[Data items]
* BEGIN *
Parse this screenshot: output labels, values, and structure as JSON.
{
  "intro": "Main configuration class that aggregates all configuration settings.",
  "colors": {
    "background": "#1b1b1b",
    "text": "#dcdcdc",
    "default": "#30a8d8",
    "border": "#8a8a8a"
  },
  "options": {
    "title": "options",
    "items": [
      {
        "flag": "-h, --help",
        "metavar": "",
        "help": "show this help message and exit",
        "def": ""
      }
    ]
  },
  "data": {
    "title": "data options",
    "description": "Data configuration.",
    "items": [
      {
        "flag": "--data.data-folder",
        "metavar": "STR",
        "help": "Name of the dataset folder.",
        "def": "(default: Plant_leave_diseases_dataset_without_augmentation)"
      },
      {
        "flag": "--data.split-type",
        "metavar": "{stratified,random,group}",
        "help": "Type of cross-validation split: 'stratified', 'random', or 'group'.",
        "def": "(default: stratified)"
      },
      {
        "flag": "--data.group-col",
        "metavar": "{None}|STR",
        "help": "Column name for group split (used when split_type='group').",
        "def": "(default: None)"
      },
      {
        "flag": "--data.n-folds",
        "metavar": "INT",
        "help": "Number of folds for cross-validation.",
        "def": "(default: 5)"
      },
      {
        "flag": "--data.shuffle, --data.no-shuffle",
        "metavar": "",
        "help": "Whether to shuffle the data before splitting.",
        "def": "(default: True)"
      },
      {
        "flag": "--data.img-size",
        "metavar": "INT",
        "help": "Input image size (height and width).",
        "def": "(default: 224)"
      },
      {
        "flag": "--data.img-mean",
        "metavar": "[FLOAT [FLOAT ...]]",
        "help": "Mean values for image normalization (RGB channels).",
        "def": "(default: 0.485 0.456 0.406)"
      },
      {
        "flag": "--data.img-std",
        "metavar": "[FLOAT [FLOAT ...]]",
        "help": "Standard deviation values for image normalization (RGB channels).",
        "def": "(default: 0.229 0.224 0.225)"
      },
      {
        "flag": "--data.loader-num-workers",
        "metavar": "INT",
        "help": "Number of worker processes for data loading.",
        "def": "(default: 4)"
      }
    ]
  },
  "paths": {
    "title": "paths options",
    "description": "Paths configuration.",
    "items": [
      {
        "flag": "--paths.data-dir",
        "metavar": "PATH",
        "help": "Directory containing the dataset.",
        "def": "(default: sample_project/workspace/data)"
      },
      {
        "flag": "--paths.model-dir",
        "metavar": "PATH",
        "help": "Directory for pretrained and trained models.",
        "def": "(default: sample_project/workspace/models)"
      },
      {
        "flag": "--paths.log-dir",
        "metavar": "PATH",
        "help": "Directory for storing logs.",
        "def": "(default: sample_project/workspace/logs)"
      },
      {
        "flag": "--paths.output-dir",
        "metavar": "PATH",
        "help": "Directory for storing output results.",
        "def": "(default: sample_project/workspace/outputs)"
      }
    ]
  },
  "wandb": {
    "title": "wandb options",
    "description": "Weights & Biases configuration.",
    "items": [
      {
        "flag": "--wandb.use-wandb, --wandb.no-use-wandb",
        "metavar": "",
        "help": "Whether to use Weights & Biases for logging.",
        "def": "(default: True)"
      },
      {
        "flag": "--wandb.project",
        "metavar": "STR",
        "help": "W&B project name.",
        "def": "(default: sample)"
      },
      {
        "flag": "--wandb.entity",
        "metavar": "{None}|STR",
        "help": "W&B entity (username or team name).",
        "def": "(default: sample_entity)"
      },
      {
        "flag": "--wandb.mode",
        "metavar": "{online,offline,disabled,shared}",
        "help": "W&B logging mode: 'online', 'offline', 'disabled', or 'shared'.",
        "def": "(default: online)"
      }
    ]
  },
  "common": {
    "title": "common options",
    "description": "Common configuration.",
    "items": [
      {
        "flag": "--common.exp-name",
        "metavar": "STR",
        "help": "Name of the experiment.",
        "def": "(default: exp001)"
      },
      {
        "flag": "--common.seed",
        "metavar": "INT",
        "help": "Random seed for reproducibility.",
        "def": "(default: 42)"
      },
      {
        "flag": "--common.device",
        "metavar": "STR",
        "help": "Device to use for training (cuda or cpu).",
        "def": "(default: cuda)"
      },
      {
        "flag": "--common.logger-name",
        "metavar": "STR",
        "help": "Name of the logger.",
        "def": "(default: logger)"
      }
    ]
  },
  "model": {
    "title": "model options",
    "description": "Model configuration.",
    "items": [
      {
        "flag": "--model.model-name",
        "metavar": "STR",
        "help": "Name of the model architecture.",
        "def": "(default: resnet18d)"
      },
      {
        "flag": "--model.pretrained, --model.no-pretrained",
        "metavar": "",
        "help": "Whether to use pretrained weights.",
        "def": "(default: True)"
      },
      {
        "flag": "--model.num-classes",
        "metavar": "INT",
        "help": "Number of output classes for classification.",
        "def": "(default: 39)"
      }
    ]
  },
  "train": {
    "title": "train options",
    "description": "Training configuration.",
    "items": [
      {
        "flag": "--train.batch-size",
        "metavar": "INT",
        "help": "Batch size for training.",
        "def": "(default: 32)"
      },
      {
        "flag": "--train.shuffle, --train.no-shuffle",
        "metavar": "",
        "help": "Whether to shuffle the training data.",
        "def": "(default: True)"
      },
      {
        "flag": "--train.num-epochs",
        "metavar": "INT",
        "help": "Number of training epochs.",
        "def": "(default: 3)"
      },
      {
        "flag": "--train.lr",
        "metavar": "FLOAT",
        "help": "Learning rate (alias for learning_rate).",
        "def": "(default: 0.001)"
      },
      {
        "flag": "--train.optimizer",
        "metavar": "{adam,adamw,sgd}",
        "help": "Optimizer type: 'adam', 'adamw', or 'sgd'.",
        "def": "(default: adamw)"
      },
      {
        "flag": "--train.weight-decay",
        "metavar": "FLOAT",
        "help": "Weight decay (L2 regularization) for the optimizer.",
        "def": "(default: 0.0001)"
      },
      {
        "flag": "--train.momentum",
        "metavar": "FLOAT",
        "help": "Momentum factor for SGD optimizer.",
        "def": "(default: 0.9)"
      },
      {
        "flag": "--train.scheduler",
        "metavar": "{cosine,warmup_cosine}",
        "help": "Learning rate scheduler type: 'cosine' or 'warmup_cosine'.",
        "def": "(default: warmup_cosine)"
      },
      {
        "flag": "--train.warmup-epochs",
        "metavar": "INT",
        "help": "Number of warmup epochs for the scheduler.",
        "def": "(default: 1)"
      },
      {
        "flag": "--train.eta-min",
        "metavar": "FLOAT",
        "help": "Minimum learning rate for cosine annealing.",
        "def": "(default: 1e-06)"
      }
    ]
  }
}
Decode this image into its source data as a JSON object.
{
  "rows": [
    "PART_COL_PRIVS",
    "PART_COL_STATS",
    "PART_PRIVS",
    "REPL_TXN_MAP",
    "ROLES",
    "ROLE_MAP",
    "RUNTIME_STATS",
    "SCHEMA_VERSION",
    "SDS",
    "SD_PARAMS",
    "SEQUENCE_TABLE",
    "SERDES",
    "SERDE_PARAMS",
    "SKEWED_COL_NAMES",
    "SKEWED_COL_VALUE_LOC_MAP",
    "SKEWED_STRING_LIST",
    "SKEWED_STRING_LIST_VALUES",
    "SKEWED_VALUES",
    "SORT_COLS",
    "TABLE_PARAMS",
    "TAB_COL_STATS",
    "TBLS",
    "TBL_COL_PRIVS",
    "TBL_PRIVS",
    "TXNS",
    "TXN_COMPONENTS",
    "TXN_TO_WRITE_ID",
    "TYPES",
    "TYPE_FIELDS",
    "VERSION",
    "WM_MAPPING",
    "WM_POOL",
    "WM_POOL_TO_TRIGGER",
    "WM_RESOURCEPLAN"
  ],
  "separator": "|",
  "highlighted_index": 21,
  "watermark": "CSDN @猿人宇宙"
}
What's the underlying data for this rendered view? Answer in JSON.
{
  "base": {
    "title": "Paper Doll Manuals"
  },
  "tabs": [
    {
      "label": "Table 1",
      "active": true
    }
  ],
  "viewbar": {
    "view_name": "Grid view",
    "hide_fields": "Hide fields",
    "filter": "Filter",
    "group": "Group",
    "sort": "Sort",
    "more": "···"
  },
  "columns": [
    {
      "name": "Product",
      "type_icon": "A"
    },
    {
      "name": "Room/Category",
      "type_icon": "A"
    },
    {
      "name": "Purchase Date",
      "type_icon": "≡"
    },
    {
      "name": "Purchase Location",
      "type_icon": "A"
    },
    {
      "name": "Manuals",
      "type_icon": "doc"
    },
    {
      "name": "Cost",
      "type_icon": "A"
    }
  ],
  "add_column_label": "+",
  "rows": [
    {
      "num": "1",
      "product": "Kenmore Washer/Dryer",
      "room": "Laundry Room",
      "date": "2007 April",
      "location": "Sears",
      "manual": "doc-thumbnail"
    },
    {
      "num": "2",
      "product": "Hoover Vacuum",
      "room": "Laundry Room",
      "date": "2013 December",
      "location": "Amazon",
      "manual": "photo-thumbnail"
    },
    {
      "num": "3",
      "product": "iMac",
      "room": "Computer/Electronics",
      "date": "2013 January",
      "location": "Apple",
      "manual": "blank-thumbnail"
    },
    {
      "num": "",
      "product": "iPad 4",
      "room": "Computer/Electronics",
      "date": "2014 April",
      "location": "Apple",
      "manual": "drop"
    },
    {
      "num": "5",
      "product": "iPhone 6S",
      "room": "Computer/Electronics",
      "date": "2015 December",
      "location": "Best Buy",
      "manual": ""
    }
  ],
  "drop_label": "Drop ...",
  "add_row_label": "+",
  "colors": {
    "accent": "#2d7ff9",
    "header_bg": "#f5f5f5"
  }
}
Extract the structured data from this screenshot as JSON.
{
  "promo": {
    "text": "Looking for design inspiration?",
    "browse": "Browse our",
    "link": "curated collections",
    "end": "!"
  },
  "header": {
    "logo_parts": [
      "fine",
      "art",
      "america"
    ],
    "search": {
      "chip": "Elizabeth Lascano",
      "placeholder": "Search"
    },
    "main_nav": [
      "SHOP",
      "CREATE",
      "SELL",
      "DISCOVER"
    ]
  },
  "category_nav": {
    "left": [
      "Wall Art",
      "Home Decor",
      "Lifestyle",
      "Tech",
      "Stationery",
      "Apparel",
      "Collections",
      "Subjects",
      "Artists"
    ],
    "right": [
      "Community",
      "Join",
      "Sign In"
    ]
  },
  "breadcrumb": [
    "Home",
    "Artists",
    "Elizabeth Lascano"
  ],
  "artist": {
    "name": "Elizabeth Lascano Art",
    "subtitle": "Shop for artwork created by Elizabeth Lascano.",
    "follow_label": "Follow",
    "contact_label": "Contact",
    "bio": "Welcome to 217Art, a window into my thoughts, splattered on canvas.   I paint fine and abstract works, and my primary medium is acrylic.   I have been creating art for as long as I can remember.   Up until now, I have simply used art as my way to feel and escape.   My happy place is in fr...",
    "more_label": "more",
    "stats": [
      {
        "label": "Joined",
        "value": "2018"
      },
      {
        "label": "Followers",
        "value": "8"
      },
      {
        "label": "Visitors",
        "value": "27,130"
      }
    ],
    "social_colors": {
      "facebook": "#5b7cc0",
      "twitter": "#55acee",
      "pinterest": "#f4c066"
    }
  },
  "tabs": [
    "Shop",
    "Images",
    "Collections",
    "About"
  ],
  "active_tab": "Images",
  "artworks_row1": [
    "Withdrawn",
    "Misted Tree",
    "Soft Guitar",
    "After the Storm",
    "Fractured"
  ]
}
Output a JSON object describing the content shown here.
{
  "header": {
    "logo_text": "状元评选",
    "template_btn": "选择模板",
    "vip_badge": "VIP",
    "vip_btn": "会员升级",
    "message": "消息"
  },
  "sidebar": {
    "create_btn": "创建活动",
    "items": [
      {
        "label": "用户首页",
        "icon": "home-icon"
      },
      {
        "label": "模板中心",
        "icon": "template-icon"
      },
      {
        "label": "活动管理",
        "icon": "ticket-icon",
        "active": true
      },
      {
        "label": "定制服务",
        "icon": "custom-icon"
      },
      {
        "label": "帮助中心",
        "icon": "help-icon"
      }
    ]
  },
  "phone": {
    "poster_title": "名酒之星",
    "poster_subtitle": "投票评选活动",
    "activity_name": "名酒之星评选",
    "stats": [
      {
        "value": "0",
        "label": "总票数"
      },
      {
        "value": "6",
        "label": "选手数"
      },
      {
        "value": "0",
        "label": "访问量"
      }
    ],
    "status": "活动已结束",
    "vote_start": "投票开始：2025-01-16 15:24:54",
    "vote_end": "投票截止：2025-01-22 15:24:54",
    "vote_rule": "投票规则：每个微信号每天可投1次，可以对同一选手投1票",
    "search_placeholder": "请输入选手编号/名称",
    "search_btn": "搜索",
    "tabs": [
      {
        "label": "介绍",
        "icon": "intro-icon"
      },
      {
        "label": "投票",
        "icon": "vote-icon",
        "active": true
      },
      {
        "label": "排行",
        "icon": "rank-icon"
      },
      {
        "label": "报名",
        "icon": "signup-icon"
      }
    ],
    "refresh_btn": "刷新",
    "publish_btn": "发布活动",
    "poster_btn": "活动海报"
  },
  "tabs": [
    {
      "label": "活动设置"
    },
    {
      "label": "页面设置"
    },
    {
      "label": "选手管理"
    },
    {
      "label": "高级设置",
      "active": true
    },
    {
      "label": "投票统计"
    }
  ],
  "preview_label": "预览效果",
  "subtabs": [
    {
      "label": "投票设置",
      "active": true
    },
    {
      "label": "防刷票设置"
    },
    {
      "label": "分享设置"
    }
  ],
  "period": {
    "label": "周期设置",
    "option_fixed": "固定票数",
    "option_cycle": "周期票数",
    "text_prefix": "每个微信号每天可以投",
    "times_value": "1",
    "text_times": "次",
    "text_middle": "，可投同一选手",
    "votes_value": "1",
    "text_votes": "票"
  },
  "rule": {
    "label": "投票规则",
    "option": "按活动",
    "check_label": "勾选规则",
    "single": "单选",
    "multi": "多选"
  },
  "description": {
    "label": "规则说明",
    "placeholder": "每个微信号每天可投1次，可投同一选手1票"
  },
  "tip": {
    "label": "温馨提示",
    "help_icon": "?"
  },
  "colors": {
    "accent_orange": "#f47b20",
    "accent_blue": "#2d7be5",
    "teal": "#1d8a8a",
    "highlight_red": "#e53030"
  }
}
* END *
● **EXERCISE TASK**: Answer with a single number: the count of lines holding the word "size".

● **SOLUTION**: 4